» Task A: Please return the passage on Python naming conventions between "Complex_Polynomial # Underscore" and "capitalise function names.", inclusive.
» Task B: In the passage on Python naming conventions, how should the name of an exception that designates an error end?
» Task C: Continue the passage on Python naming conventions from the point where it stops.
— begin Source document —
Programs are full of names. Variables, classes, functions, modules: much, perhaps most, of the text of a program is made up of names. The choice of names, therefore, has a massive impact on the readability of a program. There are two aspects to naming conventions. One is a set of rules about the formatting of names: when to use capitals, when underscores and so on. This is covered by PEP 8 and we reproduce some of the important rules below. The second aspect is the choice of the letter, word, or words that make up a name. This is much more a matter of judgement, though there are guiding principles that greatly help with clarity.

4.4.1. PEP 8 name conventions

PEP 8 has some rather detailed rules for naming, including for advanced cases that we are unlikely to encounter in the short term, but the most important rules are short and clear:

class names

Class names use the CapWords convention: each word in a name is capitalised and words are concatenated, without underscores between.

complex_polynomial # No capitals, underscore between words.
complexPolynomial # Missing leading capital.
Complex_Polynomial # Underscore between words.
ComplexPolynomial
exception names

Exceptions are classes, so the rules for class names apply with the addition that exceptions that designate errors should end in Error.

PolynomialDivisionError # For example to indicate indivisibility.
function, variable, and module names

Almost all names other than classes are usually written in all lower case, with underscores separating words. Even proper nouns are usually spelt with lower case letters to avoid being confused with class names.

def Euler(n): # Don't capitalise function names.
MaxRadius = 10.  # No CamelCase.
def euler(n):  # Lower case, even for names.
max_radius = 10.  # Separate words with _.
method parameters

The first parameter to an instance method is the class itself. Always and without exception name this parameter self.

class MyClass:

    def __init__(instance, arg1, arg2):
    ...
class MyClass:

    def __init__(self, arg1, arg2):
    ...
non-public methods and attributes

If a method or attribute is not intended to be directly accessed from outside the class, it should have a name starting with an underscore. This provides a clear distinction between the public interface of a class and its internal implementation.
— end Source document —
— begin Data provided —
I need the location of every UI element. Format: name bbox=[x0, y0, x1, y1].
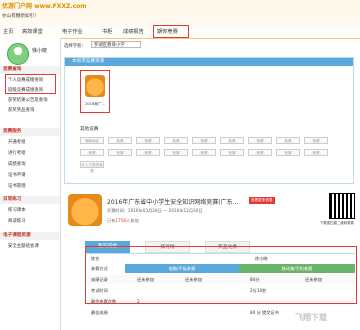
— end Data provided —
» Task result A:
Complex_Polynomial # Underscore between words.
ComplexPolynomial
exception names

Exceptions are classes, so the rules for class names apply with the addition that exceptions that designate errors should end in Error.

PolynomialDivisionError # For example to indicate indivisibility.
function, variable, and module names

Almost all names other than classes are usually written in all lower case, with underscores separating words. Even proper nouns are usually spelt with lower case letters to avoid being confused with class names.

def Euler(n): # Don't capitalise function names.

» Task result B: It should end in Error.

» Task result C:
class MyClass:

    def _internal_method(self, arg1):
    ...

4.4.2. Choosing names

Short names help make short lines of code, which in turn makes it easier to read and understand what the code does to the values it is operating on. However short names can also be cryptic, making it difficult to establish what the names mean. This creates a tension: should names be short to create readable code, or long and descriptive to clarify their meaning?

A good answer to this dilemma is that local variables should have short names. These are often the most frequently occurring variables on a line of code, which makes the statement more intelligible. Should a reader be unclear what a variable stands for, the definition of a local variable will not be very far away. Conversely, a module, class, or function which might be used far from its definition had better have a descriptive name which makes its purpose immediately apparent.

4.4.3. Follow the mathematics

Remember that the key objective of code style conventions is to make it easier for readers to understand the code. If the code implements a mathematical algorithm, then it’s quite likely that readers of that code will have at least a passing acquaintance with that area of mathematics. You will therefore greatly help their intuition for what your code does if the names in the code match the mathematical conventions for the same concepts. You can use underscores to hint at subscripts, just like in LaTeX. For example, if you write a function which changes coordinates, then x_old and x_new are likely to be good names for the coordinate vector before and after the transformation.

As an exception to the rules about variable case, it is a good idea to use single capital letter names in circumstances where they would be used in the maths, for example, to name a matrix.

Mathematicians often use Greek letters as variable names, occasionally they venture further afield and use Cyrillic or Hebrew letters. Python does allow for variable names written in other alphabets, but these are hard to type on many keyboards. Someone trying to fix bugs in your code will curse you if they can’t even type the names! Do, by all means, use Greek or other language variable names where this will make the relationship between the maths and the code obvious, but write out the Greek letter name in Roman letters. For example, theta is a very good name for a variable representing an angle. Capital Greek letters are sometimes represented by capitalising the first letter of the Roman word, but take care to avoid situations where this might be confused for a class name.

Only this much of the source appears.